WHAT YOU WILL DO: Copy out the data below as written; omit any images.

SOURCE MATERIAL:

+ + + + +

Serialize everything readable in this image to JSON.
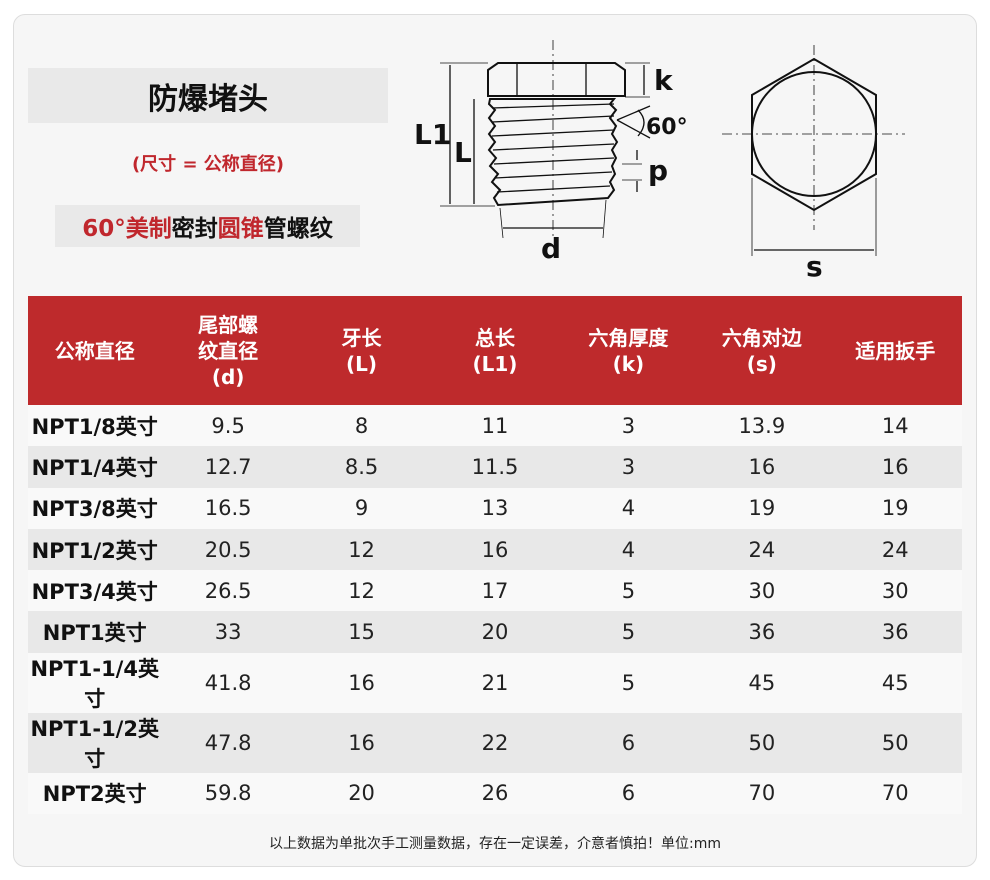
{
  "title": "防爆堵头",
  "subtitle": "(尺寸 = 公称直径)",
  "thread_parts": [
    {
      "text": "60°美制",
      "red": true
    },
    {
      "text": "密封",
      "red": false
    },
    {
      "text": "圆锥",
      "red": true
    },
    {
      "text": "管螺纹",
      "red": false
    }
  ],
  "diagram": {
    "labels": {
      "L1": "L1",
      "L": "L",
      "k": "k",
      "angle": "60°",
      "p": "p",
      "d": "d",
      "s": "s"
    }
  },
  "colors": {
    "accent": "#be2a2c",
    "row_alt": "#e8e8e8"
  },
  "table": {
    "headers": [
      "公称直径",
      "尾部螺\n纹直径\n(d)",
      "牙长\n(L)",
      "总长\n(L1)",
      "六角厚度\n(k)",
      "六角对边\n(s)",
      "适用扳手"
    ],
    "rows": [
      [
        "NPT1/8英寸",
        "9.5",
        "8",
        "11",
        "3",
        "13.9",
        "14"
      ],
      [
        "NPT1/4英寸",
        "12.7",
        "8.5",
        "11.5",
        "3",
        "16",
        "16"
      ],
      [
        "NPT3/8英寸",
        "16.5",
        "9",
        "13",
        "4",
        "19",
        "19"
      ],
      [
        "NPT1/2英寸",
        "20.5",
        "12",
        "16",
        "4",
        "24",
        "24"
      ],
      [
        "NPT3/4英寸",
        "26.5",
        "12",
        "17",
        "5",
        "30",
        "30"
      ],
      [
        "NPT1英寸",
        "33",
        "15",
        "20",
        "5",
        "36",
        "36"
      ],
      [
        "NPT1-1/4英寸",
        "41.8",
        "16",
        "21",
        "5",
        "45",
        "45"
      ],
      [
        "NPT1-1/2英寸",
        "47.8",
        "16",
        "22",
        "6",
        "50",
        "50"
      ],
      [
        "NPT2英寸",
        "59.8",
        "20",
        "26",
        "6",
        "70",
        "70"
      ]
    ]
  },
  "footer": "以上数据为单批次手工测量数据，存在一定误差，介意者慎拍！单位:mm"
}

+ + + + +

RESULT:
Serialize everything readable in this image to JSON.
{
  "title": "防爆堵头",
  "subtitle": "(尺寸 = 公称直径)",
  "thread_parts": [
    {
      "text": "60°美制",
      "red": true
    },
    {
      "text": "密封",
      "red": false
    },
    {
      "text": "圆锥",
      "red": true
    },
    {
      "text": "管螺纹",
      "red": false
    }
  ],
  "diagram": {
    "labels": {
      "L1": "L1",
      "L": "L",
      "k": "k",
      "angle": "60°",
      "p": "p",
      "d": "d",
      "s": "s"
    }
  },
  "colors": {
    "accent": "#be2a2c",
    "row_alt": "#e8e8e8"
  },
  "table": {
    "headers": [
      "公称直径",
      "尾部螺\n纹直径\n(d)",
      "牙长\n(L)",
      "总长\n(L1)",
      "六角厚度\n(k)",
      "六角对边\n(s)",
      "适用扳手"
    ],
    "rows": [
      [
        "NPT1/8英寸",
        "9.5",
        "8",
        "11",
        "3",
        "13.9",
        "14"
      ],
      [
        "NPT1/4英寸",
        "12.7",
        "8.5",
        "11.5",
        "3",
        "16",
        "16"
      ],
      [
        "NPT3/8英寸",
        "16.5",
        "9",
        "13",
        "4",
        "19",
        "19"
      ],
      [
        "NPT1/2英寸",
        "20.5",
        "12",
        "16",
        "4",
        "24",
        "24"
      ],
      [
        "NPT3/4英寸",
        "26.5",
        "12",
        "17",
        "5",
        "30",
        "30"
      ],
      [
        "NPT1英寸",
        "33",
        "15",
        "20",
        "5",
        "36",
        "36"
      ],
      [
        "NPT1-1/4英寸",
        "41.8",
        "16",
        "21",
        "5",
        "45",
        "45"
      ],
      [
        "NPT1-1/2英寸",
        "47.8",
        "16",
        "22",
        "6",
        "50",
        "50"
      ],
      [
        "NPT2英寸",
        "59.8",
        "20",
        "26",
        "6",
        "70",
        "70"
      ]
    ]
  },
  "footer": "以上数据为单批次手工测量数据，存在一定误差，介意者慎拍！单位:mm"
}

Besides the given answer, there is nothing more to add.